What you should do: Extract the complete listing and repeat it word for word.

Data excerpts
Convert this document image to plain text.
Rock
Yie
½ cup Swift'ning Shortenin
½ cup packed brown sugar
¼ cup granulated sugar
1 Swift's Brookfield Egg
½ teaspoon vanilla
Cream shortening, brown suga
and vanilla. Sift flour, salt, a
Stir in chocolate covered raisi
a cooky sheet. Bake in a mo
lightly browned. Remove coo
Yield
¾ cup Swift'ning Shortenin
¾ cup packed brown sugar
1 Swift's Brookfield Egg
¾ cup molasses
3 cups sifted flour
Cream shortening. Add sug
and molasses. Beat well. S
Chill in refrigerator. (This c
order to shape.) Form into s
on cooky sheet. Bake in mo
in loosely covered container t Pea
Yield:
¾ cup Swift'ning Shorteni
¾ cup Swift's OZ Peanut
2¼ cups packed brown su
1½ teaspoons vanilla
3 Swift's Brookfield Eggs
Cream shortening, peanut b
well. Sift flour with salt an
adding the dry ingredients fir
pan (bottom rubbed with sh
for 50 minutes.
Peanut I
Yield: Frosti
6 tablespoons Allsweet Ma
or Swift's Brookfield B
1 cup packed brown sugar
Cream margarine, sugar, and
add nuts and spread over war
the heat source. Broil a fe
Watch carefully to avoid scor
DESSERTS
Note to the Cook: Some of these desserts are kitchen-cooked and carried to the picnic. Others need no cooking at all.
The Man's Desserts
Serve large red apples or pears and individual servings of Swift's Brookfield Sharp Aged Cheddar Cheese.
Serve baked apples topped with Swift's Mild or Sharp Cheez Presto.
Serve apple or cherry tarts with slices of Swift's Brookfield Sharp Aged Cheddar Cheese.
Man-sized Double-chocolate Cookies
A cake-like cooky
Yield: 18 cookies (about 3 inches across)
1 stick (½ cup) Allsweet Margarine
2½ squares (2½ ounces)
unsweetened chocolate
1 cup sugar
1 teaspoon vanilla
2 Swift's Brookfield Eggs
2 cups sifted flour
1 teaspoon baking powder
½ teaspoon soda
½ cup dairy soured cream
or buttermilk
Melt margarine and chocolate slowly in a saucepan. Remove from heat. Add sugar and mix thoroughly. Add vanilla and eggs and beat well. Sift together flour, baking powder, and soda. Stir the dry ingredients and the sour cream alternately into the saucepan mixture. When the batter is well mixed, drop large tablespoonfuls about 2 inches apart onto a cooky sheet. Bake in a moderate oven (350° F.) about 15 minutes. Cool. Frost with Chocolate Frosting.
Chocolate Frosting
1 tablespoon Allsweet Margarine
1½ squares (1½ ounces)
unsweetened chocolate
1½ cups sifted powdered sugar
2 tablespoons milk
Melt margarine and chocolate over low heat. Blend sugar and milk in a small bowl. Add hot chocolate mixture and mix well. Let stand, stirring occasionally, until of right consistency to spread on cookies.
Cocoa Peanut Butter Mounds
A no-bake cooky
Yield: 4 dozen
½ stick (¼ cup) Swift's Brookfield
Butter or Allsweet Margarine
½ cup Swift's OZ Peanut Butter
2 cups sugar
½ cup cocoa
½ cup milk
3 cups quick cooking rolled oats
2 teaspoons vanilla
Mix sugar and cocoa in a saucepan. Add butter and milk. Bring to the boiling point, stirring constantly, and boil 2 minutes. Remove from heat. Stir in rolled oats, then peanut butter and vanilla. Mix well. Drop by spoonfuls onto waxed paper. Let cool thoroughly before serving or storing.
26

Written answer:
Convert this document image to plain text.
Rock
Yie
½ cup Swift'ning Shortenin
½ cup packed brown sugar
¼ cup granulated sugar
1 Swift's Brookfield Egg
½ teaspoon vanilla
Cream shortening, brown suga
and vanilla. Sift flour, salt, a
Stir in chocolate covered raisi
a cooky sheet. Bake in a mo
lightly browned. Remove coo
Yield
¾ cup Swift'ning Shortenin
¾ cup packed brown sugar
1 Swift's Brookfield Egg
¾ cup molasses
3 cups sifted flour
Cream shortening. Add sug
and molasses. Beat well. S
Chill in refrigerator. (This c
order to shape.) Form into s
on cooky sheet. Bake in mo
in loosely covered container t Pea
Yield:
¾ cup Swift'ning Shorteni
¾ cup Swift's OZ Peanut
2¼ cups packed brown su
1½ teaspoons vanilla
3 Swift's Brookfield Eggs
Cream shortening, peanut b
well. Sift flour with salt an
adding the dry ingredients fir
pan (bottom rubbed with sh
for 50 minutes.
Peanut I
Yield: Frosti
6 tablespoons Allsweet Ma
or Swift's Brookfield B
1 cup packed brown sugar
Cream margarine, sugar, and
add nuts and spread over war
the heat source. Broil a fe
Watch carefully to avoid scor
DESSERTS
Note to the Cook: Some of these desserts are kitchen-cooked and carried to the picnic. Others need no cooking at all.
The Man's Desserts
Serve large red apples or pears and individual servings of Swift's Brookfield Sharp Aged Cheddar Cheese.
Serve baked apples topped with Swift's Mild or Sharp Cheez Presto.
Serve apple or cherry tarts with slices of Swift's Brookfield Sharp Aged Cheddar Cheese.
Man-sized Double-chocolate Cookies
A cake-like cooky
Yield: 18 cookies (about 3 inches across)
1 stick (½ cup) Allsweet Margarine
2½ squares (2½ ounces)
unsweetened chocolate
1 cup sugar
1 teaspoon vanilla
2 Swift's Brookfield Eggs
2 cups sifted flour
1 teaspoon baking powder
½ teaspoon soda
½ cup dairy soured cream
or buttermilk
Melt margarine and chocolate slowly in a saucepan. Remove from heat. Add sugar and mix thoroughly. Add vanilla and eggs and beat well. Sift together flour, baking powder, and soda. Stir the dry ingredients and the sour cream alternately into the saucepan mixture. When the batter is well mixed, drop large tablespoonfuls about 2 inches apart onto a cooky sheet. Bake in a moderate oven (350° F.) about 15 minutes. Cool. Frost with Chocolate Frosting.
Chocolate Frosting
1 tablespoon Allsweet Margarine
1½ squares (1½ ounces)
unsweetened chocolate
1½ cups sifted powdered sugar
2 tablespoons milk
Melt margarine and chocolate over low heat. Blend sugar and milk in a small bowl. Add hot chocolate mixture and mix well. Let stand, stirring occasionally, until of right consistency to spread on cookies.
Cocoa Peanut Butter Mounds
A no-bake cooky
Yield: 4 dozen
½ stick (¼ cup) Swift's Brookfield
Butter or Allsweet Margarine
½ cup Swift's OZ Peanut Butter
2 cups sugar
½ cup cocoa
½ cup milk
3 cups quick cooking rolled oats
2 teaspoons vanilla
Mix sugar and cocoa in a saucepan. Add butter and milk. Bring to the boiling point, stirring constantly, and boil 2 minutes. Remove from heat. Stir in rolled oats, then peanut butter and vanilla. Mix well. Drop by spoonfuls onto waxed paper. Let cool thoroughly before serving or storing.
26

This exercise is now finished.